-- Start --
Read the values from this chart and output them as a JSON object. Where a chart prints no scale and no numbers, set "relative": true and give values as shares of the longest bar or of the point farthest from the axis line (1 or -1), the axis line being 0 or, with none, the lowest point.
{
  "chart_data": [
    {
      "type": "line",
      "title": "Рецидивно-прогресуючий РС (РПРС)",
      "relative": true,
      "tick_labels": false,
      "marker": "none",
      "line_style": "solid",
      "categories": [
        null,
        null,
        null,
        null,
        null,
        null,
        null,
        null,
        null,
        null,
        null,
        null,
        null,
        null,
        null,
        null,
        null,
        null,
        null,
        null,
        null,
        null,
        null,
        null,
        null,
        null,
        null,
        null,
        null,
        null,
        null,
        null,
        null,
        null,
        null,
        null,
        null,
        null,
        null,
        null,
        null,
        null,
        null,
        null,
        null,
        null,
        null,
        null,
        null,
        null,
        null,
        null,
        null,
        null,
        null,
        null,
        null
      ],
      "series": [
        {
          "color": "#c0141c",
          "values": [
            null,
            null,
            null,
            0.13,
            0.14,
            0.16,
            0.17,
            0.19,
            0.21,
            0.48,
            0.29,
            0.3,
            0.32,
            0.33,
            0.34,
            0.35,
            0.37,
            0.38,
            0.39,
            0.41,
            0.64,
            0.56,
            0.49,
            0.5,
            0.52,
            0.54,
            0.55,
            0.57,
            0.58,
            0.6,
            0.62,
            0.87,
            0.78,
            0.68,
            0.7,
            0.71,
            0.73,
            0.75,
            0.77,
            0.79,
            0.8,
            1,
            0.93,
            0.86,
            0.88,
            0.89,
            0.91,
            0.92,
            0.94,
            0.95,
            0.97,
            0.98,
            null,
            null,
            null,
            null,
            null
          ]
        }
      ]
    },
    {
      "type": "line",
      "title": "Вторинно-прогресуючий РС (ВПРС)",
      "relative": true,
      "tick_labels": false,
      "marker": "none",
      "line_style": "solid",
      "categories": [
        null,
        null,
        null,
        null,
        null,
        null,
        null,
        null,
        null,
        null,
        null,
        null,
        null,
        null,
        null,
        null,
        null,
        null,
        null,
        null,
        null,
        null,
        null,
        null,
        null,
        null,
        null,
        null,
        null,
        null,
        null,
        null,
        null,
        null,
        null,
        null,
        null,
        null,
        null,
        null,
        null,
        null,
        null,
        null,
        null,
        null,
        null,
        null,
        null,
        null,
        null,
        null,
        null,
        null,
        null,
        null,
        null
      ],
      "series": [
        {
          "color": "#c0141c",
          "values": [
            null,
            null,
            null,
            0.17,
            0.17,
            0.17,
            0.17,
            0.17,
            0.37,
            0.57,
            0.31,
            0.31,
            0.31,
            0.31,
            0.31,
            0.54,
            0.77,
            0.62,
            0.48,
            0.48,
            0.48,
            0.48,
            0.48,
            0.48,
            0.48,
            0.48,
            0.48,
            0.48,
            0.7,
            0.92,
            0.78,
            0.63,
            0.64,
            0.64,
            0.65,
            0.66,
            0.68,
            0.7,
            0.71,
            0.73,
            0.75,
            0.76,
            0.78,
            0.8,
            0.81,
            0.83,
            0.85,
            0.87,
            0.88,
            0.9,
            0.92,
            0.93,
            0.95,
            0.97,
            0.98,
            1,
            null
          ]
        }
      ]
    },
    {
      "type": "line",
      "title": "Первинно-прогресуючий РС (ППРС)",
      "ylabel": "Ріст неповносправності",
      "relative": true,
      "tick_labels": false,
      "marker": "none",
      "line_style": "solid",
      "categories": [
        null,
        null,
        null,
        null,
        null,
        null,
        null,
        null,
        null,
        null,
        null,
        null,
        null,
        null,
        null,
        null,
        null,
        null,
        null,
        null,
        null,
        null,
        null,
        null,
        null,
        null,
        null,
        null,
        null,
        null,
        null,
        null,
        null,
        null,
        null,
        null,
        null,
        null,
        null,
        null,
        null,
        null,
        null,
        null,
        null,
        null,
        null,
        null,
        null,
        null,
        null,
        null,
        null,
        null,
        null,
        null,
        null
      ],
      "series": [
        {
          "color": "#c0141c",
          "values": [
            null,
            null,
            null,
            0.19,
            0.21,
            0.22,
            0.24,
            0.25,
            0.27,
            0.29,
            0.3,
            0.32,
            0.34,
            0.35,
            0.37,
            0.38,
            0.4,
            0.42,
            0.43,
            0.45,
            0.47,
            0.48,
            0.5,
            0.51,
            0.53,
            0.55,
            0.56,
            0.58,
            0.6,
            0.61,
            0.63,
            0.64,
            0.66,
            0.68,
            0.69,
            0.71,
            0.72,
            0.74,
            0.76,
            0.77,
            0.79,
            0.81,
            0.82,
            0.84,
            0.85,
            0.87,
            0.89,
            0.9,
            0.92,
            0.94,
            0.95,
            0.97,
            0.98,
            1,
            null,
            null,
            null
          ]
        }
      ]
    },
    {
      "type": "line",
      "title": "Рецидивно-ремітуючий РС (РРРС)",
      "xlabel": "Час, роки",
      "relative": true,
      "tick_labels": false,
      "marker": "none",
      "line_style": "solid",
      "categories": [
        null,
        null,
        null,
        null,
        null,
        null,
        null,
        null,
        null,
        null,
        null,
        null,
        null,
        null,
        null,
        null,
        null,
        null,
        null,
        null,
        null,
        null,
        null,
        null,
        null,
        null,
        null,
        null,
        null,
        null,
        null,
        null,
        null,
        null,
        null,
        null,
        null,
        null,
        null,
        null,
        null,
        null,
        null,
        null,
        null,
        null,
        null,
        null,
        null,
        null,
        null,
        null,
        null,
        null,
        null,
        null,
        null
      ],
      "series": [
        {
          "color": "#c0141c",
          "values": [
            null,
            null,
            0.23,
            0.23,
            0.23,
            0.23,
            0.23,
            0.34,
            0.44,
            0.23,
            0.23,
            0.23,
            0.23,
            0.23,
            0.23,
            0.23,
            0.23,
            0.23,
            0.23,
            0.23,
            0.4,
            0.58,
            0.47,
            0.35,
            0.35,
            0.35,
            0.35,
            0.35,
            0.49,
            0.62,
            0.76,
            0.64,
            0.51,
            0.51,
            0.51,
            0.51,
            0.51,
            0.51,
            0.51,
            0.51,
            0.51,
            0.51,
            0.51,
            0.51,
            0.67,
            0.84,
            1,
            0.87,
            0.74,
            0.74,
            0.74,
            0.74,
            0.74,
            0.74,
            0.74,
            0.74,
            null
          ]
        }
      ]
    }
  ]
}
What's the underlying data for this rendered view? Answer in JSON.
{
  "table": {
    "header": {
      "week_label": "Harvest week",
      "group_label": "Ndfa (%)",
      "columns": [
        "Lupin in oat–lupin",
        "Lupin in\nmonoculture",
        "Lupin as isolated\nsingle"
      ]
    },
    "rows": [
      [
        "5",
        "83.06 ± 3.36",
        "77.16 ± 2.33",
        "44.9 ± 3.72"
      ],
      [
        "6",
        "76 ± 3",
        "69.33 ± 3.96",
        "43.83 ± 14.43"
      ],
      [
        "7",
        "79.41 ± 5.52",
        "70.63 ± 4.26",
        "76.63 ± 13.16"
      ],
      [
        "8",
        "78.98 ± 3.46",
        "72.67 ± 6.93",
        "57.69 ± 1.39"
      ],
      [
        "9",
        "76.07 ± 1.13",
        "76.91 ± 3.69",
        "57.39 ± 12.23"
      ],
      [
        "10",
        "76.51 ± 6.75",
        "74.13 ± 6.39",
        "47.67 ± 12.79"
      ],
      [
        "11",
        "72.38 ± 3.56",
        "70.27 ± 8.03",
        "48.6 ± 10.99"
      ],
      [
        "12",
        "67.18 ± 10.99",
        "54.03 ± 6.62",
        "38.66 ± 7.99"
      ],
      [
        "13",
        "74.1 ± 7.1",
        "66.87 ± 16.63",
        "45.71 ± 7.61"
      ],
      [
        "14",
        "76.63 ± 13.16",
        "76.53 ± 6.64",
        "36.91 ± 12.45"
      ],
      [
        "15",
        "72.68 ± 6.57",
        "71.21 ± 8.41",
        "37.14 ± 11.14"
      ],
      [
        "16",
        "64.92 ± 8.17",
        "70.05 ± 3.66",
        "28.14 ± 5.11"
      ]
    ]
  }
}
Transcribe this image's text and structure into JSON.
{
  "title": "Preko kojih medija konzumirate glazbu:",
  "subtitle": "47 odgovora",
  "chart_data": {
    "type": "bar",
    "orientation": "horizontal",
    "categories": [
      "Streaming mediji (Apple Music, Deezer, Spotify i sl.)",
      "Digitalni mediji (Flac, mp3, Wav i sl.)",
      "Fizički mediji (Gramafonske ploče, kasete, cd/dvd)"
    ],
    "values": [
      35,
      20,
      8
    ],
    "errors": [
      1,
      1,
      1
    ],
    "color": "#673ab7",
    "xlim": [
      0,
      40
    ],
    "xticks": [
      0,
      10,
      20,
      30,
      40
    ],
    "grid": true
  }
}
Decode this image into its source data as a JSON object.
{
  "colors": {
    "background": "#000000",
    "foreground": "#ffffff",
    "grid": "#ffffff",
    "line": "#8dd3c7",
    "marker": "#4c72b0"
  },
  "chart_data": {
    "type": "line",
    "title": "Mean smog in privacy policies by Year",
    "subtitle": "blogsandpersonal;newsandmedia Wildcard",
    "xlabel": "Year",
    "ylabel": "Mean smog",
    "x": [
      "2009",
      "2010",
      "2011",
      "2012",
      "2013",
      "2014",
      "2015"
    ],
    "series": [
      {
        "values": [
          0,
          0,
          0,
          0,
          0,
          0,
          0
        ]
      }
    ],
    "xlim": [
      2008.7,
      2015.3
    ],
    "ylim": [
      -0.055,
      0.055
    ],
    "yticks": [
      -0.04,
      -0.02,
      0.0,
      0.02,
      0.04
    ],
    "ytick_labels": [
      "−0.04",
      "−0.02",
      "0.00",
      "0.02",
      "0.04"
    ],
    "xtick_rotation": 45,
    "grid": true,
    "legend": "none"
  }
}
-- End --
Directive —
Return a copy of every line that includes the word "Lupin".

Written reply —
        "Lupin in oat–lupin",
        "Lupin in\nmonoculture",
        "Lupin as isolated\nsingle"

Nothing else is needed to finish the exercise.